====== RAW DATA ======

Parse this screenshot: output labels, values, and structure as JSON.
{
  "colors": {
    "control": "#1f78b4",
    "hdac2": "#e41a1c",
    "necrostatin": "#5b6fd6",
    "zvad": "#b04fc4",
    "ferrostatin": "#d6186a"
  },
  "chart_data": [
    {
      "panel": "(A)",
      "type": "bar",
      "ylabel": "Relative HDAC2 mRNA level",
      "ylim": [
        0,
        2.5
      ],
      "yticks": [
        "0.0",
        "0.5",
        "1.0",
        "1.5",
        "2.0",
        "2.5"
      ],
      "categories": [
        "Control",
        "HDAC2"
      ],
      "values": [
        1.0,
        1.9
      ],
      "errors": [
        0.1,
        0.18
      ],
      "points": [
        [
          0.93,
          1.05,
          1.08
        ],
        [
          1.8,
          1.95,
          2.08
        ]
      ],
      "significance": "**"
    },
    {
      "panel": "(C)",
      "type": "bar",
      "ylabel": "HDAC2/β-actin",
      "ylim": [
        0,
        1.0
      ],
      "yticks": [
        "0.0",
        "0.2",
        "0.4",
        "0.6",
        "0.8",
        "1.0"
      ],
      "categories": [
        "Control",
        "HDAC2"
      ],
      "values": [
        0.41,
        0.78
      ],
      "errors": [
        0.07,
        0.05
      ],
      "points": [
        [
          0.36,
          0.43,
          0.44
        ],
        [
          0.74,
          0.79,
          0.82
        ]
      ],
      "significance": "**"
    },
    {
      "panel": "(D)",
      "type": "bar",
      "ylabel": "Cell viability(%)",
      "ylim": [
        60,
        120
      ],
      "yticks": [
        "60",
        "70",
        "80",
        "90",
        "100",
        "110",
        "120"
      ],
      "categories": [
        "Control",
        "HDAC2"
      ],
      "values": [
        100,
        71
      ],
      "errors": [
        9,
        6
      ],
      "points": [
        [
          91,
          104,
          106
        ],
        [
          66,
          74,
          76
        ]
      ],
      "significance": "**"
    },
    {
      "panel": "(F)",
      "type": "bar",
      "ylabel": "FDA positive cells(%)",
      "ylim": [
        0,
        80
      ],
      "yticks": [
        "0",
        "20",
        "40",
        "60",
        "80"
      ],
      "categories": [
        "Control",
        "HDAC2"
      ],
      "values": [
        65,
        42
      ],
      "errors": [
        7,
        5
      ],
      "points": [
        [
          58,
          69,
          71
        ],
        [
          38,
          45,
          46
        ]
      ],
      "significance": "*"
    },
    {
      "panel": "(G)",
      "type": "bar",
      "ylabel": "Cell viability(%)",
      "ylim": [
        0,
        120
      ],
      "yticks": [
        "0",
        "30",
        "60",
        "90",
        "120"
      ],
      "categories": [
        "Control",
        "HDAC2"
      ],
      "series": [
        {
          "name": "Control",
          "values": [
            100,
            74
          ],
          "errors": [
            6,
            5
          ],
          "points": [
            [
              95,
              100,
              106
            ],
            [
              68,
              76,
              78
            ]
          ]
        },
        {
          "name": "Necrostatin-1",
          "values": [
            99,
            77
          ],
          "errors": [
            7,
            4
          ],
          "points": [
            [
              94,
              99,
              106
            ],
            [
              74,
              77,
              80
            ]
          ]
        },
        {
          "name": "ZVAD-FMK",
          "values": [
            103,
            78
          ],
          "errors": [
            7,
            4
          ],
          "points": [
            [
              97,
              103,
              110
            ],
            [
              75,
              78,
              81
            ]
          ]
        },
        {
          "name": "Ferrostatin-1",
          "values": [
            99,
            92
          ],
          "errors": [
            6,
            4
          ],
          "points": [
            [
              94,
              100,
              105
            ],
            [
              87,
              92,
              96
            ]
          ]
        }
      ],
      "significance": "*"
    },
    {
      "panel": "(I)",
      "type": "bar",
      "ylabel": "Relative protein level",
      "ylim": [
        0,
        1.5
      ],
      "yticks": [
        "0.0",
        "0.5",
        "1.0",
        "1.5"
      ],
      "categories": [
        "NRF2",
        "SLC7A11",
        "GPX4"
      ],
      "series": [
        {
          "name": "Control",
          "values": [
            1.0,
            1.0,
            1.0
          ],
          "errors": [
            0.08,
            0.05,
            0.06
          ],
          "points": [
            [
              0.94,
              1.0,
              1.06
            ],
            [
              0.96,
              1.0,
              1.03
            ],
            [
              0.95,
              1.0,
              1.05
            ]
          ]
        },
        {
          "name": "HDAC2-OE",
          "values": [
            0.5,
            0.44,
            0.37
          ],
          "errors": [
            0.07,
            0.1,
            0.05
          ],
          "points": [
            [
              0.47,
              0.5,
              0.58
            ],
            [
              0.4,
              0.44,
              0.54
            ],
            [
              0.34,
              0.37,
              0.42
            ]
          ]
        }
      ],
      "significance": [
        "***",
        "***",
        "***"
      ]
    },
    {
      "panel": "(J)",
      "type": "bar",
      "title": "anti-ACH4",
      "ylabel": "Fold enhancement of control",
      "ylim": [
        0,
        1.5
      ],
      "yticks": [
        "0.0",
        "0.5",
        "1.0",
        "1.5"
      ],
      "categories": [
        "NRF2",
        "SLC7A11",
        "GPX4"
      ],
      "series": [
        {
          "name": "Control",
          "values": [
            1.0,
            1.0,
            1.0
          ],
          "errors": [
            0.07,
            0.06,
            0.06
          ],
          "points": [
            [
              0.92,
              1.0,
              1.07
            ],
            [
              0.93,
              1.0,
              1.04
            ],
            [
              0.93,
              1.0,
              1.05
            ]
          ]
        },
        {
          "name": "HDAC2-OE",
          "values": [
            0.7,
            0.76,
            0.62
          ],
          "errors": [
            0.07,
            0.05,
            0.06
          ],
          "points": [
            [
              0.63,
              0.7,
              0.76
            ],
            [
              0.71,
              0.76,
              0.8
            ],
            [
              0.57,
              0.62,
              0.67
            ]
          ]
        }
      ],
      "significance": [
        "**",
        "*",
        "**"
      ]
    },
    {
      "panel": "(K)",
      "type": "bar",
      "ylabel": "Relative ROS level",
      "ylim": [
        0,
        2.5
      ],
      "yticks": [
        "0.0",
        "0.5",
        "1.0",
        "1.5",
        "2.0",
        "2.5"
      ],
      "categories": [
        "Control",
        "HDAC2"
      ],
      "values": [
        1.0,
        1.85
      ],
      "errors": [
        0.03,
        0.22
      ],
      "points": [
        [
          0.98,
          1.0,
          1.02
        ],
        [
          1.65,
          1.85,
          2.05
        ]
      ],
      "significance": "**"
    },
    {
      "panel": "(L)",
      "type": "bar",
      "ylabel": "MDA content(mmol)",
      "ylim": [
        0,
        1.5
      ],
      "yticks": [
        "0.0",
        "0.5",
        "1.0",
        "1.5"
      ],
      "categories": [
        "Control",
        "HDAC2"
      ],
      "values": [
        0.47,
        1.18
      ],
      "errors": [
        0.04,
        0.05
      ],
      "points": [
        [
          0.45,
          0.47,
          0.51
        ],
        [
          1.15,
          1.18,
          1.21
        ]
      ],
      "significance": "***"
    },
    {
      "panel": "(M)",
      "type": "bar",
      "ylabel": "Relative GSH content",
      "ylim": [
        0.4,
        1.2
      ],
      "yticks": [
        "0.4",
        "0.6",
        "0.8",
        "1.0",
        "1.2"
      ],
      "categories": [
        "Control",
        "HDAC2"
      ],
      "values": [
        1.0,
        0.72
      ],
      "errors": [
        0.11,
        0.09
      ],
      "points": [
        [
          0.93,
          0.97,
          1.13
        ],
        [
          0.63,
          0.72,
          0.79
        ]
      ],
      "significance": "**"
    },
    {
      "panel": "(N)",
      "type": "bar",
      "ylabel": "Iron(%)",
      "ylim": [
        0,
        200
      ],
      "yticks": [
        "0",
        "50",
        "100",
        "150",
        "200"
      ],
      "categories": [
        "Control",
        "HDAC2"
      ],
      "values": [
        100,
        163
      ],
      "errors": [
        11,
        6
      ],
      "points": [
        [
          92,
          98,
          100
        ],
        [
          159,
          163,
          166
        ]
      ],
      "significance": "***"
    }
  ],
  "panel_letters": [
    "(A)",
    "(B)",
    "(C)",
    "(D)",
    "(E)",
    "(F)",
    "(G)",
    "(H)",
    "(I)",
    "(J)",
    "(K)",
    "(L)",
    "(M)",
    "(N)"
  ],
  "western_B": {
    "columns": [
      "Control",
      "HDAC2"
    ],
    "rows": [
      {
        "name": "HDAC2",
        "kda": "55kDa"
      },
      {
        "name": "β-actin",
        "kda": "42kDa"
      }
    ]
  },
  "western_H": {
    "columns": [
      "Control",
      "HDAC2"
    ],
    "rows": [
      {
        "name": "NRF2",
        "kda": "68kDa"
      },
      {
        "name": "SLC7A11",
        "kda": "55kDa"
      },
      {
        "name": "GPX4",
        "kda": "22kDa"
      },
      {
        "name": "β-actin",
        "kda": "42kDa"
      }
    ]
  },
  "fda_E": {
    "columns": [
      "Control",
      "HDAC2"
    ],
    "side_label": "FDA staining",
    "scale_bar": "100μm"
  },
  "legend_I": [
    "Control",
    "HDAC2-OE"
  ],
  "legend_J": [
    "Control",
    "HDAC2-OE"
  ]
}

======

*PROBLEM*: Count how many lines in the records hold the string "Relative"; reply with the number alone.

*REPLY*: 4